*Challenge:* Omit the images, then print each record below exactly as it reads.
--- The input ---
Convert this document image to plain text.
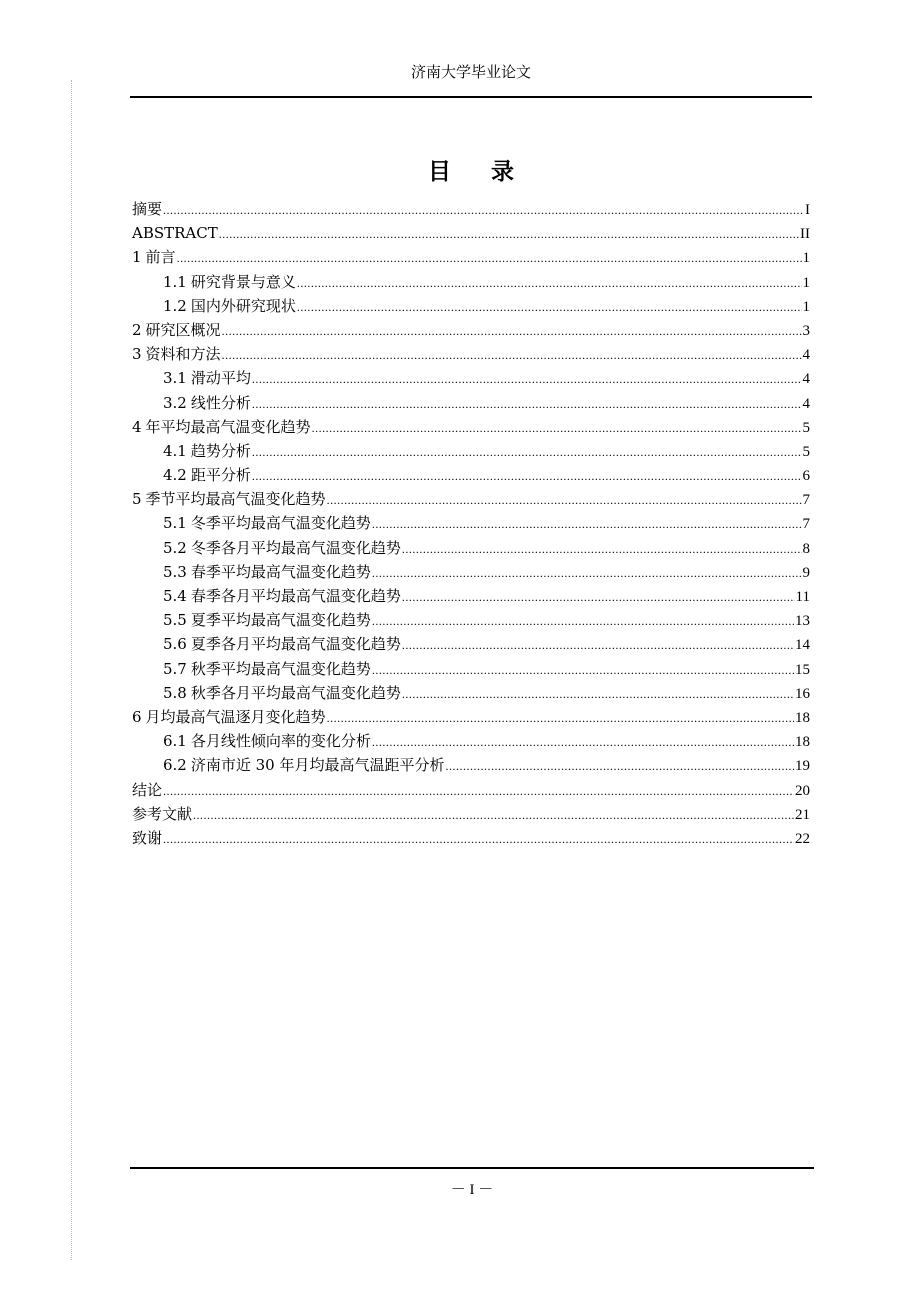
济南大学毕业论文
目录
摘要 .....	I
ABSTRACT .....	II
1 前言 .....	1
1.1 研究背景与意义 .....	1
1.2 国内外研究现状 .....	1
2 研究区概况 .....	3
3 资料和方法 .....	4
3.1 滑动平均 .....	4
3.2 线性分析 .....	4
4 年平均最高气温变化趋势 .....	5
4.1 趋势分析 .....	5
4.2 距平分析 .....	6
5 季节平均最高气温变化趋势 .....	7
5.1 冬季平均最高气温变化趋势 .....	7
5.2 冬季各月平均最高气温变化趋势 .....	8
5.3 春季平均最高气温变化趋势 .....	9
5.4 春季各月平均最高气温变化趋势 .....	11
5.5 夏季平均最高气温变化趋势 .....	13
5.6 夏季各月平均最高气温变化趋势 .....	14
5.7 秋季平均最高气温变化趋势 .....	15
5.8 秋季各月平均最高气温变化趋势 .....	16
6 月均最高气温逐月变化趋势 .....	18
6.1 各月线性倾向率的变化分析 .....	18
6.2 济南市近 30 年月均最高气温距平分析 .....	19
结论 .....	20
参考文献 .....	21
致谢 .....	22
－ I －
---
*The response:*
Convert this document image to plain text.
济南大学毕业论文
目录
摘要 .....	I
ABSTRACT .....	II
1 前言 .....	1
1.1 研究背景与意义 .....	1
1.2 国内外研究现状 .....	1
2 研究区概况 .....	3
3 资料和方法 .....	4
3.1 滑动平均 .....	4
3.2 线性分析 .....	4
4 年平均最高气温变化趋势 .....	5
4.1 趋势分析 .....	5
4.2 距平分析 .....	6
5 季节平均最高气温变化趋势 .....	7
5.1 冬季平均最高气温变化趋势 .....	7
5.2 冬季各月平均最高气温变化趋势 .....	8
5.3 春季平均最高气温变化趋势 .....	9
5.4 春季各月平均最高气温变化趋势 .....	11
5.5 夏季平均最高气温变化趋势 .....	13
5.6 夏季各月平均最高气温变化趋势 .....	14
5.7 秋季平均最高气温变化趋势 .....	15
5.8 秋季各月平均最高气温变化趋势 .....	16
6 月均最高气温逐月变化趋势 .....	18
6.1 各月线性倾向率的变化分析 .....	18
6.2 济南市近 30 年月均最高气温距平分析 .....	19
结论 .....	20
参考文献 .....	21
致谢 .....	22
－ I －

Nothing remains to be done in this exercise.